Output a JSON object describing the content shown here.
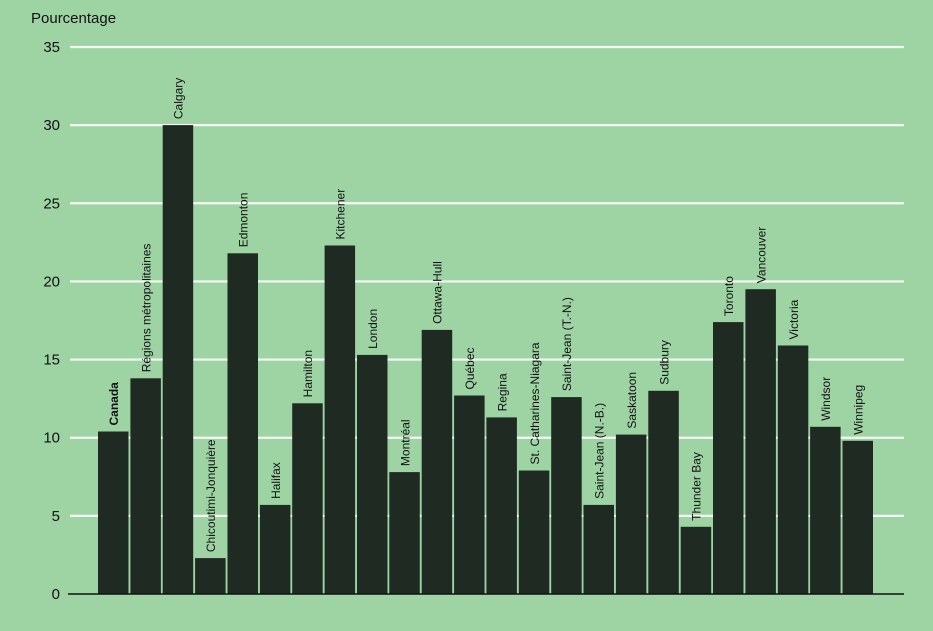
{
  "chart_data": {
    "type": "bar",
    "ylabel": "Pourcentage",
    "ylim": [
      0,
      35
    ],
    "yticks": [
      0,
      5,
      10,
      15,
      20,
      25,
      30,
      35
    ],
    "grid": true,
    "bar_color": "#1f2a22",
    "background_color": "#9ed4a4",
    "grid_color": "#f2fbf2",
    "categories": [
      "Canada",
      "Régions métropolitaines",
      "Calgary",
      "Chicoutimi-Jonquière",
      "Edmonton",
      "Halifax",
      "Hamilton",
      "Kitchener",
      "London",
      "Montréal",
      "Ottawa-Hull",
      "Québec",
      "Regina",
      "St. Catharines-Niagara",
      "Saint-Jean (T.-N.)",
      "Saint-Jean (N.-B.)",
      "Saskatoon",
      "Sudbury",
      "Thunder Bay",
      "Toronto",
      "Vancouver",
      "Victoria",
      "Windsor",
      "Winnipeg"
    ],
    "values": [
      10.4,
      13.8,
      30.0,
      2.3,
      21.8,
      5.7,
      12.2,
      22.3,
      15.3,
      7.8,
      16.9,
      12.7,
      11.3,
      7.9,
      12.6,
      5.7,
      10.2,
      13.0,
      4.3,
      17.4,
      19.5,
      15.9,
      10.7,
      9.8
    ],
    "bold_categories": [
      "Canada"
    ]
  }
}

> Direction
Copy the entries above faithfully and omit every image.

> Answer to the exercise
Output a JSON object describing the content shown here.
{
  "chart_data": {
    "type": "bar",
    "ylabel": "Pourcentage",
    "ylim": [
      0,
      35
    ],
    "yticks": [
      0,
      5,
      10,
      15,
      20,
      25,
      30,
      35
    ],
    "grid": true,
    "bar_color": "#1f2a22",
    "background_color": "#9ed4a4",
    "grid_color": "#f2fbf2",
    "categories": [
      "Canada",
      "Régions métropolitaines",
      "Calgary",
      "Chicoutimi-Jonquière",
      "Edmonton",
      "Halifax",
      "Hamilton",
      "Kitchener",
      "London",
      "Montréal",
      "Ottawa-Hull",
      "Québec",
      "Regina",
      "St. Catharines-Niagara",
      "Saint-Jean (T.-N.)",
      "Saint-Jean (N.-B.)",
      "Saskatoon",
      "Sudbury",
      "Thunder Bay",
      "Toronto",
      "Vancouver",
      "Victoria",
      "Windsor",
      "Winnipeg"
    ],
    "values": [
      10.4,
      13.8,
      30.0,
      2.3,
      21.8,
      5.7,
      12.2,
      22.3,
      15.3,
      7.8,
      16.9,
      12.7,
      11.3,
      7.9,
      12.6,
      5.7,
      10.2,
      13.0,
      4.3,
      17.4,
      19.5,
      15.9,
      10.7,
      9.8
    ],
    "bold_categories": [
      "Canada"
    ]
  }
}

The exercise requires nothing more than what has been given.